◆ AIM OF THE TASK ◆
Check every line of the material below for the string "sama", and return the ones that have it.

◆ DATA LINES ◆
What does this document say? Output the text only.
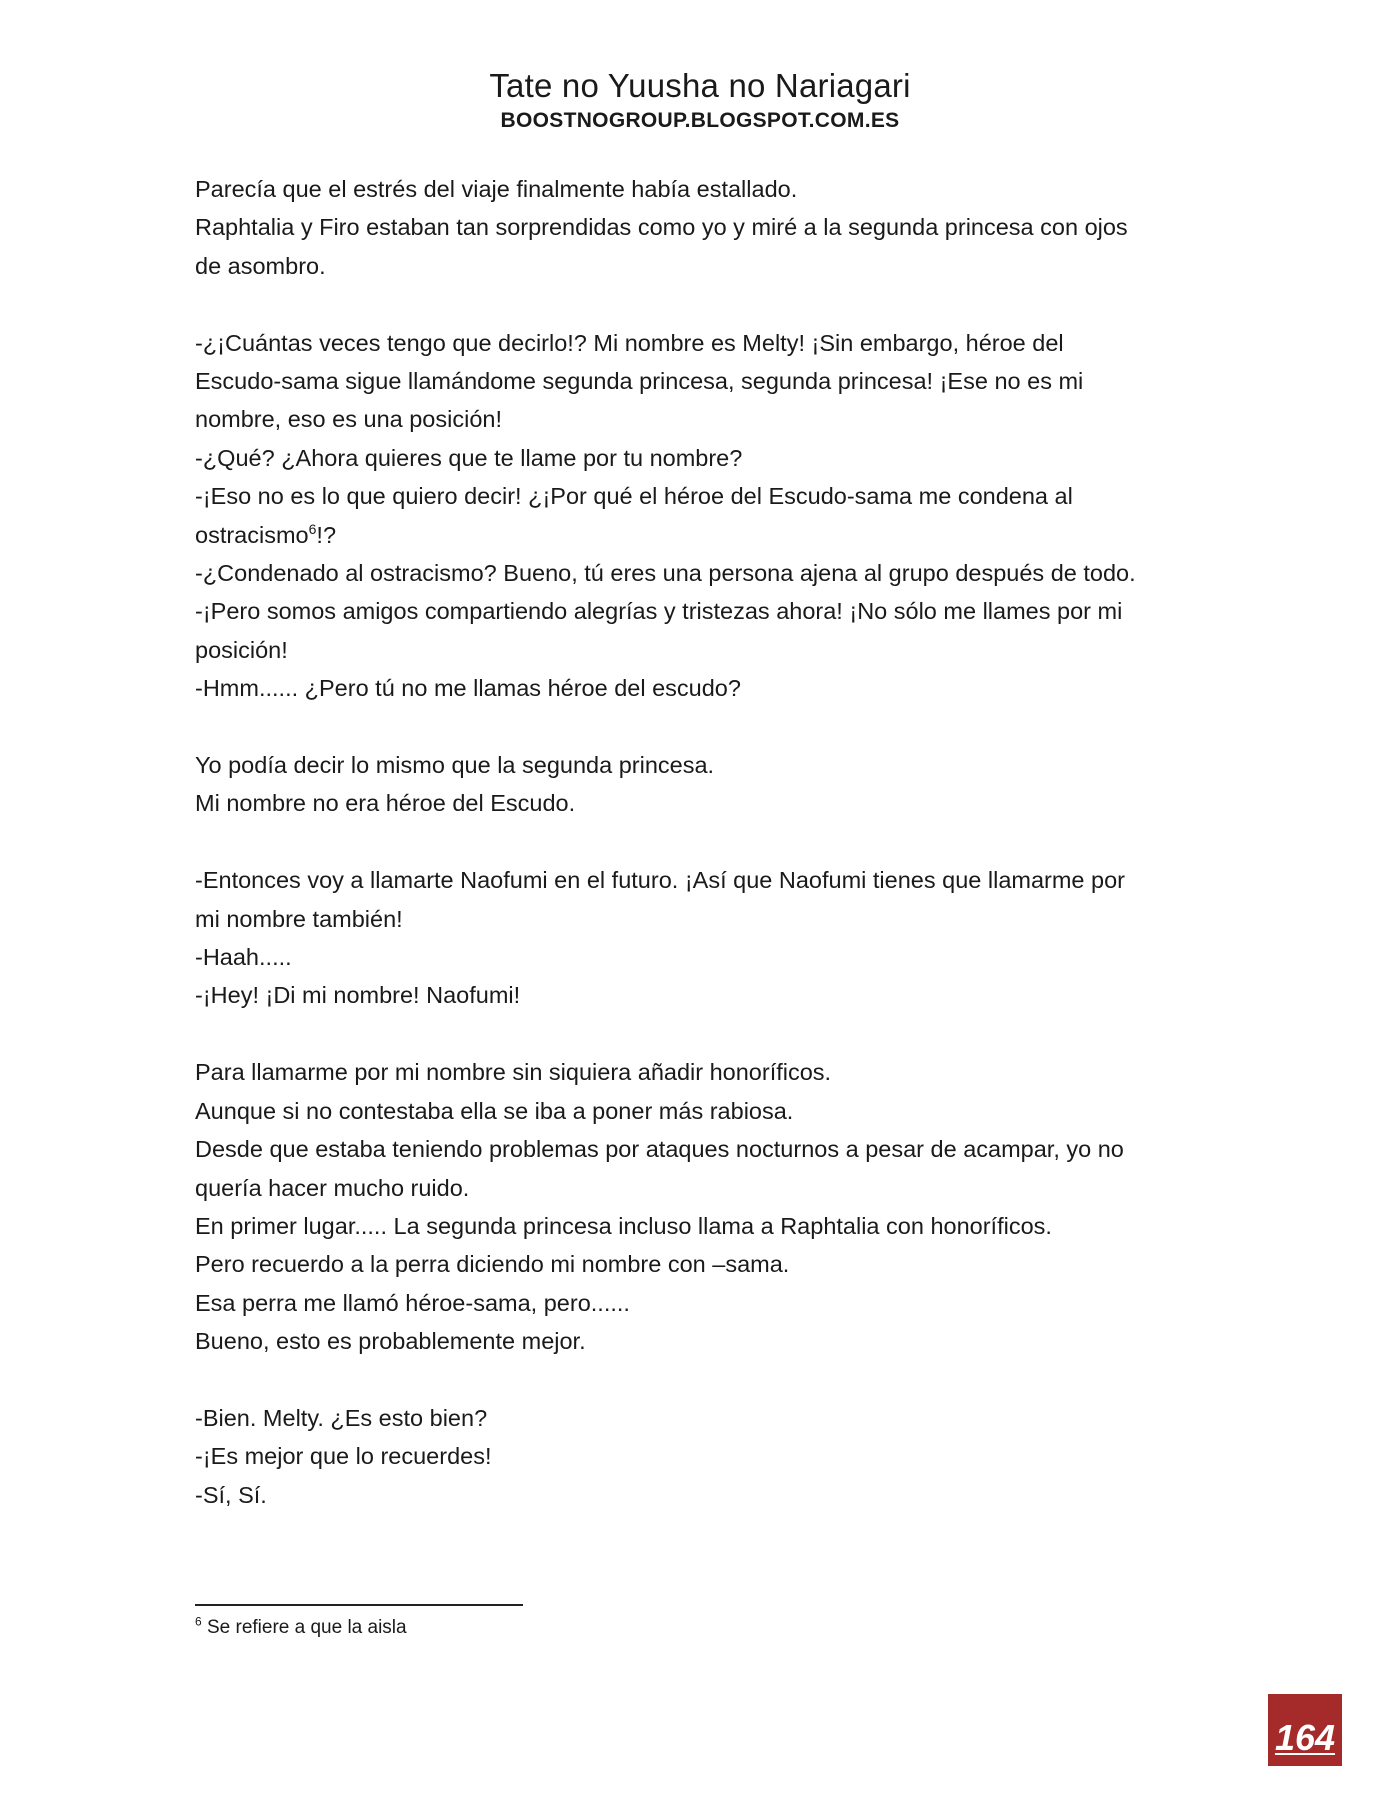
Tate no Yuusha no Nariagari
BOOSTNOGROUP.BLOGSPOT.COM.ES
Parecía que el estrés del viaje finalmente había estallado.
Raphtalia y Firo estaban tan sorprendidas como yo y miré a la segunda princesa con ojos
de asombro.
-¿¡Cuántas veces tengo que decirlo!? Mi nombre es Melty! ¡Sin embargo, héroe del
Escudo-sama sigue llamándome segunda princesa, segunda princesa! ¡Ese no es mi
nombre, eso es una posición!
-¿Qué? ¿Ahora quieres que te llame por tu nombre?
-¡Eso no es lo que quiero decir! ¿¡Por qué el héroe del Escudo-sama me condena al
ostracismo$^6$!?
-¿Condenado al ostracismo? Bueno, tú eres una persona ajena al grupo después de todo.
-¡Pero somos amigos compartiendo alegrías y tristezas ahora! ¡No sólo me llames por mi
posición!
-Hmm...... ¿Pero tú no me llamas héroe del escudo?
Yo podía decir lo mismo que la segunda princesa.
Mi nombre no era héroe del Escudo.
-Entonces voy a llamarte Naofumi en el futuro. ¡Así que Naofumi tienes que llamarme por
mi nombre también!
-Haah.....
-¡Hey! ¡Di mi nombre! Naofumi!
Para llamarme por mi nombre sin siquiera añadir honoríficos.
Aunque si no contestaba ella se iba a poner más rabiosa.
Desde que estaba teniendo problemas por ataques nocturnos a pesar de acampar, yo no
quería hacer mucho ruido.
En primer lugar..... La segunda princesa incluso llama a Raphtalia con honoríficos.
Pero recuerdo a la perra diciendo mi nombre con –sama.
Esa perra me llamó héroe-sama, pero......
Bueno, esto es probablemente mejor.
-Bien. Melty. ¿Es esto bien?
-¡Es mejor que lo recuerdes!
-Sí, Sí.
$^6$ Se refiere a que la aisla
164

◆ EXERCISE OUTPUT ◆
Escudo-sama sigue llamándome segunda princesa, segunda princesa! ¡Ese no es mi
-¡Eso no es lo que quiero decir! ¿¡Por qué el héroe del Escudo-sama me condena al
Pero recuerdo a la perra diciendo mi nombre con –sama.
Esa perra me llamó héroe-sama, pero......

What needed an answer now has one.